___ DATA FOR PROCESSING ___

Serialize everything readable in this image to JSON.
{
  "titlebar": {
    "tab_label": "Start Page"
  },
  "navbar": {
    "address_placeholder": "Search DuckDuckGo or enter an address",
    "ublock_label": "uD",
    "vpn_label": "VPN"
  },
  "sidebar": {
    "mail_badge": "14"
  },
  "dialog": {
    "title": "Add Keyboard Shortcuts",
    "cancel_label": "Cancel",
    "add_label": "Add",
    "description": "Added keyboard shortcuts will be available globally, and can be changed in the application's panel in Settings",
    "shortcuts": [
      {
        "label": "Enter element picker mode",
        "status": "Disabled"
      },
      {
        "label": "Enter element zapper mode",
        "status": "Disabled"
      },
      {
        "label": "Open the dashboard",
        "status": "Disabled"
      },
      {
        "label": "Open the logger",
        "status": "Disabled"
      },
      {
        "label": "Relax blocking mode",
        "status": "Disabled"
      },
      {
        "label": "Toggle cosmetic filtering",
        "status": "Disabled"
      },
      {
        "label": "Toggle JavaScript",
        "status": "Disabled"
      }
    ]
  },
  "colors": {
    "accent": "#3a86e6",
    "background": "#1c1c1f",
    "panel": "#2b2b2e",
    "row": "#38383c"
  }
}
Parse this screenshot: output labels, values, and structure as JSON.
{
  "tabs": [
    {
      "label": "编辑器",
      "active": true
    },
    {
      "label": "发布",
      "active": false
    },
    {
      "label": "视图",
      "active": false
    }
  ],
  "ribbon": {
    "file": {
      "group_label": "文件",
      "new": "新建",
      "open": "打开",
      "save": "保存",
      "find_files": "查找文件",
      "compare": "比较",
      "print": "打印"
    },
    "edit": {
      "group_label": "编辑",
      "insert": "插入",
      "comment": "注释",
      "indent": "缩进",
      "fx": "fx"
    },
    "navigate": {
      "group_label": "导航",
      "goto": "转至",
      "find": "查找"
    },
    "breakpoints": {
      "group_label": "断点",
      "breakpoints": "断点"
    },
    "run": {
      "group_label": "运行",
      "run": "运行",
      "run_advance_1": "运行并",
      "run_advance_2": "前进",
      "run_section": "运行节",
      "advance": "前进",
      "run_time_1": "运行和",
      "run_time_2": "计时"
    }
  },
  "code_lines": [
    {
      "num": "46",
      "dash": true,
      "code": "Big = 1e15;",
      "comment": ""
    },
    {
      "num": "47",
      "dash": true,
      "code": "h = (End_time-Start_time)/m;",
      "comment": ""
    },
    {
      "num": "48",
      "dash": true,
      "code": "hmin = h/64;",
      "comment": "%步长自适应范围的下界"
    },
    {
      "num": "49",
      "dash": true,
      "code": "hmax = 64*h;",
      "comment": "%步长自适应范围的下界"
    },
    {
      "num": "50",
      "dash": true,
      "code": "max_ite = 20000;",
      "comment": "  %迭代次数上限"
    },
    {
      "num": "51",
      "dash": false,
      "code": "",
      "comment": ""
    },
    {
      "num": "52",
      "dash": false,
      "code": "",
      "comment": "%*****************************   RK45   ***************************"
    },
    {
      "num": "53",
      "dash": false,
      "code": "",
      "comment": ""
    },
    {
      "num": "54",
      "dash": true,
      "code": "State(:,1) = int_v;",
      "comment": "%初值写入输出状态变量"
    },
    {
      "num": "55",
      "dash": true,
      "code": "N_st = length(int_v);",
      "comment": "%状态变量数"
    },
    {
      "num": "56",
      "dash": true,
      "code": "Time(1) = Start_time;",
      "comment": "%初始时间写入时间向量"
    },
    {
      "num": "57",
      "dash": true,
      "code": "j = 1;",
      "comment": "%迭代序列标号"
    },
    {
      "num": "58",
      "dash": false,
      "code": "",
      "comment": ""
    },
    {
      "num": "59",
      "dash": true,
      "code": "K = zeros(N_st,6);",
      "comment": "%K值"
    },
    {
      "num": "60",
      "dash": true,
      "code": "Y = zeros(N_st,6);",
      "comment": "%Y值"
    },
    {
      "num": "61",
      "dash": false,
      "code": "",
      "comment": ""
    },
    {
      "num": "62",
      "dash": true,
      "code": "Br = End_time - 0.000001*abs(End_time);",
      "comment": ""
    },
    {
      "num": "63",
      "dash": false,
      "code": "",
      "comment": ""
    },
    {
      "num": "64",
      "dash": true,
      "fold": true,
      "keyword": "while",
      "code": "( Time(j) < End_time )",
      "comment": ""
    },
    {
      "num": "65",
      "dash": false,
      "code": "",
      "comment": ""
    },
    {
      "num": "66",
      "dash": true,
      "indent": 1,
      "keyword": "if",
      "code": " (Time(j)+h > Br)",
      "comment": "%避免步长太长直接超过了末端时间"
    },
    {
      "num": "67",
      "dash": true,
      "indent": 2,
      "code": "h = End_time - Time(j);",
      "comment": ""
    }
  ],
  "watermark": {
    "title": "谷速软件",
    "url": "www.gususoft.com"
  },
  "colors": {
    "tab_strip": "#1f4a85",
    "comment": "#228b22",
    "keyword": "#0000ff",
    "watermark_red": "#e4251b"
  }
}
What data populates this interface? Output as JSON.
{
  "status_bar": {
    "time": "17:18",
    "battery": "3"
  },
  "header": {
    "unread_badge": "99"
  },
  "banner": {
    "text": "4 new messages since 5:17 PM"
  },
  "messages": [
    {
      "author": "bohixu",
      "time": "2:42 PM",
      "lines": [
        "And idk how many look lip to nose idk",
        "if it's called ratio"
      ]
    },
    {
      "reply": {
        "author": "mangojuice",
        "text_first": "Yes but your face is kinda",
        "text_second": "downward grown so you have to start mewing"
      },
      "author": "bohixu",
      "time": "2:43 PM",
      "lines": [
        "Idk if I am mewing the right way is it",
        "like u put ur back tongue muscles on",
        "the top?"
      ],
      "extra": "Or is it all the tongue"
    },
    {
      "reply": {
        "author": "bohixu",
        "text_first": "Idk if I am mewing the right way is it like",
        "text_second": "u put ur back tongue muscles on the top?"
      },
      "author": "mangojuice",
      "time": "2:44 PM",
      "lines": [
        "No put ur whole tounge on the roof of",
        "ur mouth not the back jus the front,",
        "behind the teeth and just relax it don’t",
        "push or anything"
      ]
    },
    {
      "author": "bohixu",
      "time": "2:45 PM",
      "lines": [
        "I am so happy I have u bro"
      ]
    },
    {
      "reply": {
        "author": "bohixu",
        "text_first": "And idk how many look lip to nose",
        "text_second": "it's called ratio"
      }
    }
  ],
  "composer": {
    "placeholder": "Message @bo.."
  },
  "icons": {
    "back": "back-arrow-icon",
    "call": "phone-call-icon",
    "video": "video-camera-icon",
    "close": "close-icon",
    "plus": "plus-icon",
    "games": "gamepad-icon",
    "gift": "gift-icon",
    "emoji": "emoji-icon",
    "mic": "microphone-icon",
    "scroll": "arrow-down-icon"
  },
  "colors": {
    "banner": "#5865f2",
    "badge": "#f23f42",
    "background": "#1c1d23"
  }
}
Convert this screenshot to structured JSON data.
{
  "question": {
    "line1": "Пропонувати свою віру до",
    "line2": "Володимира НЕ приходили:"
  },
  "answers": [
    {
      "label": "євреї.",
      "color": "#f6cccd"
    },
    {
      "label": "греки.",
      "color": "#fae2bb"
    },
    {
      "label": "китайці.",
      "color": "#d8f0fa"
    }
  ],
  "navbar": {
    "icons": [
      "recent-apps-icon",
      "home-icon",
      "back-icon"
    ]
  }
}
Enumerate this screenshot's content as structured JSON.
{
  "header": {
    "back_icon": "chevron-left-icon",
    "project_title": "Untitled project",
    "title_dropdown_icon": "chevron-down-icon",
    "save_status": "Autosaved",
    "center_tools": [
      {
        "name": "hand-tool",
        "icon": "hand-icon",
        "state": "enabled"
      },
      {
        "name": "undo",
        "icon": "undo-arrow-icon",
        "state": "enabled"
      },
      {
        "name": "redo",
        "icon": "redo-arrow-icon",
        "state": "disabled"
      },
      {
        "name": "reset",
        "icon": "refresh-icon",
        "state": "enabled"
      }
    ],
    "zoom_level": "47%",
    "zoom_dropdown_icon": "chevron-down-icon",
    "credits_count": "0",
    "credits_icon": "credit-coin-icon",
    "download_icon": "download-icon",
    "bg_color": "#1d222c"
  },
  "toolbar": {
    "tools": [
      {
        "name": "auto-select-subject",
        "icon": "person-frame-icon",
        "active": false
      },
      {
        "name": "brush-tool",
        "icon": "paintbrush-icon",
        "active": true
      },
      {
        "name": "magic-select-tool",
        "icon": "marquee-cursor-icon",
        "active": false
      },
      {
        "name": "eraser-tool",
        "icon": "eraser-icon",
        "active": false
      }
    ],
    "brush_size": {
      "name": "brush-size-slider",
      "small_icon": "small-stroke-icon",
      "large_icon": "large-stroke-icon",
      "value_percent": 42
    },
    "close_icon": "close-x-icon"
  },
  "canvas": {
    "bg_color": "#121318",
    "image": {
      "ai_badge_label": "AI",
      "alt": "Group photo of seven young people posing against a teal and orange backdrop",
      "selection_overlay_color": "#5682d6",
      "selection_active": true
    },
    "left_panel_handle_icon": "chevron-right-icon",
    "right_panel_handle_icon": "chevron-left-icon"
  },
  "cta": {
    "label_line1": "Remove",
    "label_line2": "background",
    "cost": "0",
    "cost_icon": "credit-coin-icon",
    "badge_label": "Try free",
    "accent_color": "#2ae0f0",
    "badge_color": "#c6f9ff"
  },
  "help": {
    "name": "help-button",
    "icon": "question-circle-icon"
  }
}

___

• [YOUR GOAL] Take each line of the material that contains the word "name" and list it.

• [FINISHED ANSWER]
        "name": "hand-tool",
        "name": "undo",
        "name": "redo",
        "name": "reset",
        "name": "auto-select-subject",
        "name": "brush-tool",
        "name": "magic-select-tool",
        "name": "eraser-tool",
      "name": "brush-size-slider",
    "name": "help-button",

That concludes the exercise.